→ Given instruction: Without the pictures, reproduce the records that follow exactly.

→ Stored rows:
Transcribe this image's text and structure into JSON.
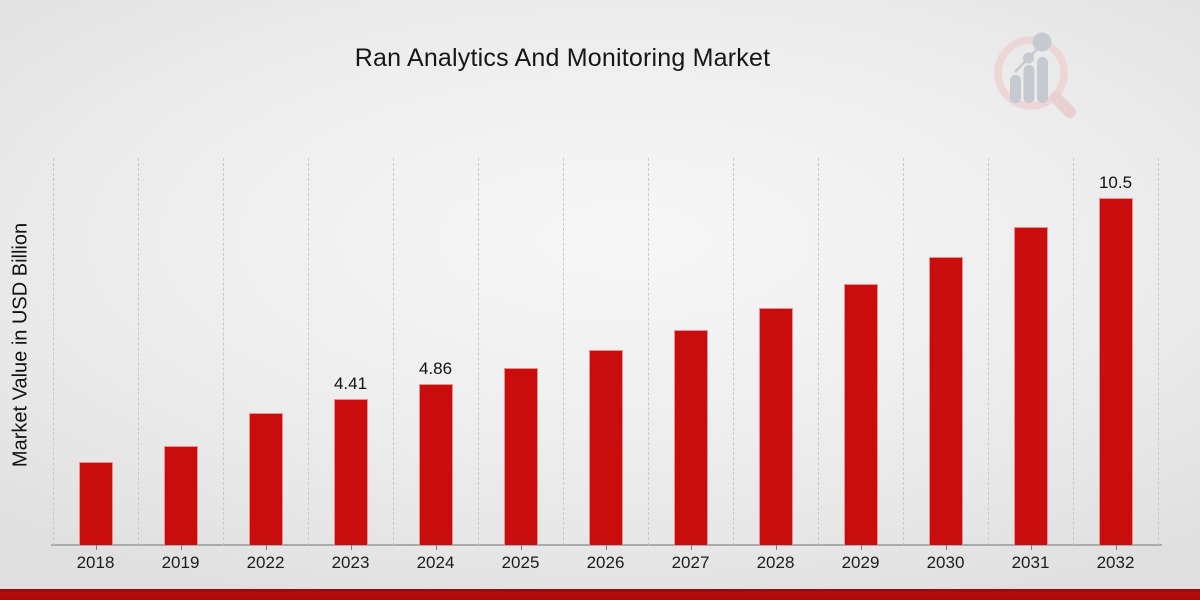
{
  "chart_data": {
    "type": "bar",
    "title": "Ran Analytics And Monitoring Market",
    "ylabel": "Market Value in USD Billion",
    "xlabel": "",
    "categories": [
      "2018",
      "2019",
      "2022",
      "2023",
      "2024",
      "2025",
      "2026",
      "2027",
      "2028",
      "2029",
      "2030",
      "2031",
      "2032"
    ],
    "values": [
      2.5,
      3.0,
      4.0,
      4.41,
      4.86,
      5.35,
      5.9,
      6.5,
      7.15,
      7.9,
      8.7,
      9.6,
      10.5
    ],
    "value_labels": {
      "2023": "4.41",
      "2024": "4.86",
      "2032": "10.5"
    },
    "ylim": [
      0,
      11.7
    ],
    "grid": "vertical-dashed",
    "legend": "none",
    "bar_color": "#c90c0c"
  },
  "branding": {
    "logo_name": "mrfr-magnifier-bar-chart-logo",
    "logo_ring_color": "#ecd6d6",
    "logo_bar_color": "#c6c9d0"
  },
  "footer": {
    "accent_color": "#b50d0d"
  }
}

→ Written reply:
Transcribe this image's text and structure into JSON.
{
  "chart_data": {
    "type": "bar",
    "title": "Ran Analytics And Monitoring Market",
    "ylabel": "Market Value in USD Billion",
    "xlabel": "",
    "categories": [
      "2018",
      "2019",
      "2022",
      "2023",
      "2024",
      "2025",
      "2026",
      "2027",
      "2028",
      "2029",
      "2030",
      "2031",
      "2032"
    ],
    "values": [
      2.5,
      3.0,
      4.0,
      4.41,
      4.86,
      5.35,
      5.9,
      6.5,
      7.15,
      7.9,
      8.7,
      9.6,
      10.5
    ],
    "value_labels": {
      "2023": "4.41",
      "2024": "4.86",
      "2032": "10.5"
    },
    "ylim": [
      0,
      11.7
    ],
    "grid": "vertical-dashed",
    "legend": "none",
    "bar_color": "#c90c0c"
  },
  "branding": {
    "logo_name": "mrfr-magnifier-bar-chart-logo",
    "logo_ring_color": "#ecd6d6",
    "logo_bar_color": "#c6c9d0"
  },
  "footer": {
    "accent_color": "#b50d0d"
  }
}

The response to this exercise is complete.